Request:
Go through the data below and gather each line containing "this".

## begin Record list

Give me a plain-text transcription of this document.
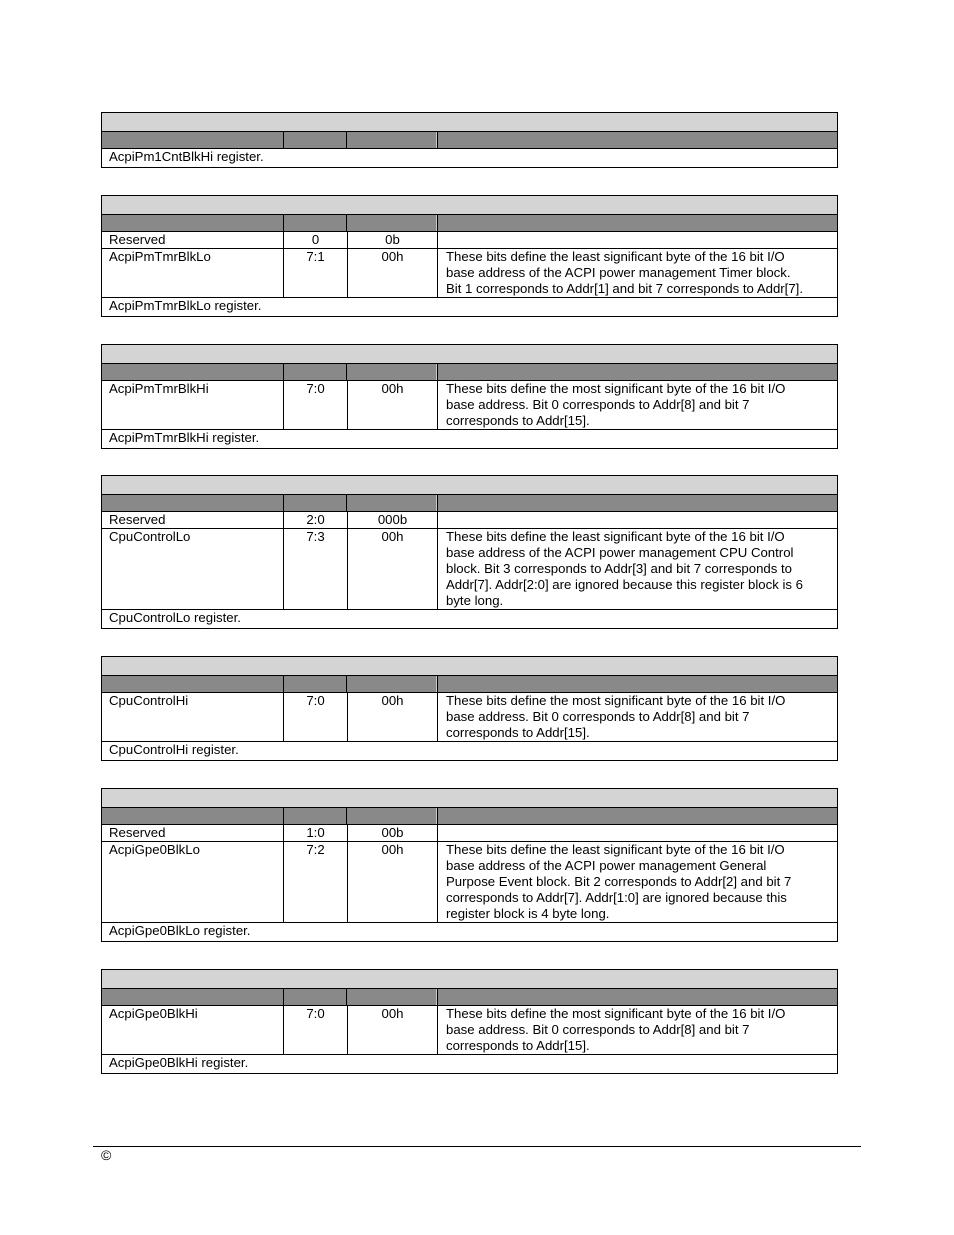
AcpiPm1CntBlkHi register.
Reserved	0	0b
AcpiPmTmrBlkLo	7:1	00h	These bits define the least significant byte of the 16 bit I/O
base address of the ACPI power management Timer block.
Bit 1 corresponds to Addr[1] and bit 7 corresponds to Addr[7].
AcpiPmTmrBlkLo register.
AcpiPmTmrBlkHi	7:0	00h	These bits define the most significant byte of the 16 bit I/O
base address. Bit 0 corresponds to Addr[8] and bit 7
corresponds to Addr[15].
AcpiPmTmrBlkHi register.
Reserved	2:0	000b
CpuControlLo	7:3	00h	These bits define the least significant byte of the 16 bit I/O
base address of the ACPI power management CPU Control
block. Bit 3 corresponds to Addr[3] and bit 7 corresponds to
Addr[7]. Addr[2:0] are ignored because this register block is 6
byte long.
CpuControlLo register.
CpuControlHi	7:0	00h	These bits define the most significant byte of the 16 bit I/O
base address. Bit 0 corresponds to Addr[8] and bit 7
corresponds to Addr[15].
CpuControlHi register.
Reserved	1:0	00b
AcpiGpe0BlkLo	7:2	00h	These bits define the least significant byte of the 16 bit I/O
base address of the ACPI power management General
Purpose Event block. Bit 2 corresponds to Addr[2] and bit 7
corresponds to Addr[7]. Addr[1:0] are ignored because this
register block is 4 byte long.
AcpiGpe0BlkLo register.
AcpiGpe0BlkHi	7:0	00h	These bits define the most significant byte of the 16 bit I/O
base address. Bit 0 corresponds to Addr[8] and bit 7
corresponds to Addr[15].
AcpiGpe0BlkHi register.
©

## end Record list

Worked answer:
Give me a plain-text transcription of this document.
Addr[7]. Addr[2:0] are ignored because this register block is 6
corresponds to Addr[7]. Addr[1:0] are ignored because this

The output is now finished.